─── Records for this task ───

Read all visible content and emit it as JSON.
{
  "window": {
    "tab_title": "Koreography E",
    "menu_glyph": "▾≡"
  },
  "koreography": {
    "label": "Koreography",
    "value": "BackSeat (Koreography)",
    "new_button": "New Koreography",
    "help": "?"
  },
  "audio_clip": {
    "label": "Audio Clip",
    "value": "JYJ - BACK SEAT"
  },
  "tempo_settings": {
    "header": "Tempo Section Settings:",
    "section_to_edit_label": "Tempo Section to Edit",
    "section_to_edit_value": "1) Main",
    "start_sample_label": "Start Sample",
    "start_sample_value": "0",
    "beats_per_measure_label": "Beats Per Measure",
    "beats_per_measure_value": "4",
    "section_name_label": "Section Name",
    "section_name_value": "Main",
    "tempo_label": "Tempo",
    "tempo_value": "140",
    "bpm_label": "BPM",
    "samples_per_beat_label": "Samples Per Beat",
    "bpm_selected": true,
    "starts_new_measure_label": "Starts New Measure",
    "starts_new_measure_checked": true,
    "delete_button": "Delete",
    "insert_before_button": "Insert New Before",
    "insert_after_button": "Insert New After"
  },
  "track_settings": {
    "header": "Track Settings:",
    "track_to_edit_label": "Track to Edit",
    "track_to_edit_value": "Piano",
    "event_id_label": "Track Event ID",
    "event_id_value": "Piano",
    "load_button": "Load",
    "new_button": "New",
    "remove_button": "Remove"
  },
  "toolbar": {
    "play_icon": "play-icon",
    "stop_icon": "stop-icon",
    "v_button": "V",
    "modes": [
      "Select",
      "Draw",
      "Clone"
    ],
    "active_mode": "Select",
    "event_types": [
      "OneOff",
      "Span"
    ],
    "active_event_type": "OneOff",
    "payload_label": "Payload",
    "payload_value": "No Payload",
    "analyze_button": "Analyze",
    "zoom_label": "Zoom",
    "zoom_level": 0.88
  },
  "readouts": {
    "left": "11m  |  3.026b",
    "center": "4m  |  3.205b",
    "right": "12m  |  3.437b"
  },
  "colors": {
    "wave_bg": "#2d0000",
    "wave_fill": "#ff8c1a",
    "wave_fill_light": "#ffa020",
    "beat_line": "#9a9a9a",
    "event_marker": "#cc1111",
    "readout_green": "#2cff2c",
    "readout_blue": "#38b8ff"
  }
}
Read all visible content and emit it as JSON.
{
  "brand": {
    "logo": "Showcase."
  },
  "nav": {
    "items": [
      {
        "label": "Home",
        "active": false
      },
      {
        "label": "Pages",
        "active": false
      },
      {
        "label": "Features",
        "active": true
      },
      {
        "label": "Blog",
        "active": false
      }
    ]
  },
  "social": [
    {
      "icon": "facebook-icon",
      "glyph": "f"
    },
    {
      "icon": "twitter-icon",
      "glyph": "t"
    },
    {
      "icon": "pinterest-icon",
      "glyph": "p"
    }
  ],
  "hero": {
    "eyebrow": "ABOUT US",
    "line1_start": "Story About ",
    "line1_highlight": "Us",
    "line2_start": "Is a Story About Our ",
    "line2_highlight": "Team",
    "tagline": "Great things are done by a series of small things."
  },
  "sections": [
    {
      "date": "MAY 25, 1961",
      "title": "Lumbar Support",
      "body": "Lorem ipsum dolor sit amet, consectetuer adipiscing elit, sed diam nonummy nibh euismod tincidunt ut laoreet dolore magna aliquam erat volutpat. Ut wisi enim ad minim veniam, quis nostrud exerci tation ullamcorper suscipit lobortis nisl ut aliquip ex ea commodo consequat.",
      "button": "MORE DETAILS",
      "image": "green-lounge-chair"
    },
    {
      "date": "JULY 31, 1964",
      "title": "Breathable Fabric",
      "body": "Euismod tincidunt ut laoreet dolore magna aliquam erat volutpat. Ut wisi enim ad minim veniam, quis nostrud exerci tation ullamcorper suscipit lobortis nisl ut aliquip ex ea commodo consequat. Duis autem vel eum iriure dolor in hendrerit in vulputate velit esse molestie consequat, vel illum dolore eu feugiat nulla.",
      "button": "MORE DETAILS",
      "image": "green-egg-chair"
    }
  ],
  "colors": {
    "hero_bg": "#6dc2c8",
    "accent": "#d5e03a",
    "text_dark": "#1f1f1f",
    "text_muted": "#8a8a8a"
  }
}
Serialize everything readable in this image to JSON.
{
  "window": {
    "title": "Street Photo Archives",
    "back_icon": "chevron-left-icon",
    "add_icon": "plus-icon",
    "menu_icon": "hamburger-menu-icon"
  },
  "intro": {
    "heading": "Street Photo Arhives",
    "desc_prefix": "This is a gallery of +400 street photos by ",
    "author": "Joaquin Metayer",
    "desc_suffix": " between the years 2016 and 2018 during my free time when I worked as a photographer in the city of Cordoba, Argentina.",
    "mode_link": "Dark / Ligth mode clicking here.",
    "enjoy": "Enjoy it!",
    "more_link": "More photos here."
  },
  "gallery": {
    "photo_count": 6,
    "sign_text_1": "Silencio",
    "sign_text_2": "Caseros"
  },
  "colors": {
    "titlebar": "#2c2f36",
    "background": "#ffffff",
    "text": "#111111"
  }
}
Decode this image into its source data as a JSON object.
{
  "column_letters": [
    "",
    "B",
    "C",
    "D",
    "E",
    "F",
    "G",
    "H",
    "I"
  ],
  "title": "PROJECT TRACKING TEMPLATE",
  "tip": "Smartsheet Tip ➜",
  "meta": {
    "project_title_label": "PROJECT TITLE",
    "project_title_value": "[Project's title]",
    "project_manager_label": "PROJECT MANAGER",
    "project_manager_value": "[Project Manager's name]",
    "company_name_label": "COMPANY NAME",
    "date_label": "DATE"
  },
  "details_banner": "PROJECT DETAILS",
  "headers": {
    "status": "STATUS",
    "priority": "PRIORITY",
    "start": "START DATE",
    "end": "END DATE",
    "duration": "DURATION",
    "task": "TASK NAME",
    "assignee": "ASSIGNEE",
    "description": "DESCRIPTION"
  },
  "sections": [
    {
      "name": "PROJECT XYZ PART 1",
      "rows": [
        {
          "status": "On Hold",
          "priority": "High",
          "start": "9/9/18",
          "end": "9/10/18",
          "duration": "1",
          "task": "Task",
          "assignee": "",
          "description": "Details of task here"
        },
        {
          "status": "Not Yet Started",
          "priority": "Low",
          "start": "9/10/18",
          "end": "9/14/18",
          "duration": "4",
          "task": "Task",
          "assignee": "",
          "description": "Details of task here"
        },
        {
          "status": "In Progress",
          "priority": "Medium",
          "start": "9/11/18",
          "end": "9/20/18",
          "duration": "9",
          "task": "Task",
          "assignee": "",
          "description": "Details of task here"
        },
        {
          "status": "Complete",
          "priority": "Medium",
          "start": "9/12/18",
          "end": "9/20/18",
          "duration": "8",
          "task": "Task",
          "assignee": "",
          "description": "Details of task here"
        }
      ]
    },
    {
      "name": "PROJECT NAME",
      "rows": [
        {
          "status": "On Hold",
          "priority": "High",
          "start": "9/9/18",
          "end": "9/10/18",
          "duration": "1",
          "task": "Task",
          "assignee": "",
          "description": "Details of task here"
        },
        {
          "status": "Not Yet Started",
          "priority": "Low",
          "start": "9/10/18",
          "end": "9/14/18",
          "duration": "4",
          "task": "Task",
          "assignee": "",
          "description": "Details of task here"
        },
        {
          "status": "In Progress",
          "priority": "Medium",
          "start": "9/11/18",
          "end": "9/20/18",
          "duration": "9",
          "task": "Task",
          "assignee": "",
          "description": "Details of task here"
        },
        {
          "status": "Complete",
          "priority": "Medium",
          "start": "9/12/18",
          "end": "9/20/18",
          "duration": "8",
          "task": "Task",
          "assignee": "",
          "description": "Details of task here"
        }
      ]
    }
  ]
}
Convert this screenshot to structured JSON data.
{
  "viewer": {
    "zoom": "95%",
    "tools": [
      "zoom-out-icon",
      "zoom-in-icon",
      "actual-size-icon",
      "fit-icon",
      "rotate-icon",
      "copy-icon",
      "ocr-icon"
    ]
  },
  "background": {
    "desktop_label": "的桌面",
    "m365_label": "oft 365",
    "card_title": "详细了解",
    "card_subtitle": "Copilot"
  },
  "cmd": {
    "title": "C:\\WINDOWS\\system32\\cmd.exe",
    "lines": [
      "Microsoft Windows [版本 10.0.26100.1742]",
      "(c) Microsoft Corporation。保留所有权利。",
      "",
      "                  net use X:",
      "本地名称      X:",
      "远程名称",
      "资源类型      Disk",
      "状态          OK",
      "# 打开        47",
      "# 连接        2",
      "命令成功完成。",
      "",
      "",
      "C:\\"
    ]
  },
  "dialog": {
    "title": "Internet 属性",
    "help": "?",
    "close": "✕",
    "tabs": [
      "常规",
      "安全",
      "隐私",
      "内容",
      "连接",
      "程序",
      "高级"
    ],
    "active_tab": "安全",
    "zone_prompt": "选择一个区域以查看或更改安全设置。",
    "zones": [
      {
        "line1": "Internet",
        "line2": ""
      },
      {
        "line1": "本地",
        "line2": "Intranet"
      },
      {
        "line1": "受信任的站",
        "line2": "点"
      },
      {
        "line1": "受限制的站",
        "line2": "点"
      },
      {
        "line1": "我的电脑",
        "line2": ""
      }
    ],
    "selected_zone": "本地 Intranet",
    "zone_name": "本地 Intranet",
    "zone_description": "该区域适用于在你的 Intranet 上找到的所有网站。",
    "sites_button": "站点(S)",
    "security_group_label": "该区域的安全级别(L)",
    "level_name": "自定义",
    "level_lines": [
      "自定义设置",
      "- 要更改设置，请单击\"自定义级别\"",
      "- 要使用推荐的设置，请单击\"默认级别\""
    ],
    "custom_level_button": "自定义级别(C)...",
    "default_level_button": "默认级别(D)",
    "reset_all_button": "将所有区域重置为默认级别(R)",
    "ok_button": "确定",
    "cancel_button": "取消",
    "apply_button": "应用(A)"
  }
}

───

*Short exercise*.
Tally the lines holding the string "Microsoft" and give only the count.

*Final result*.
2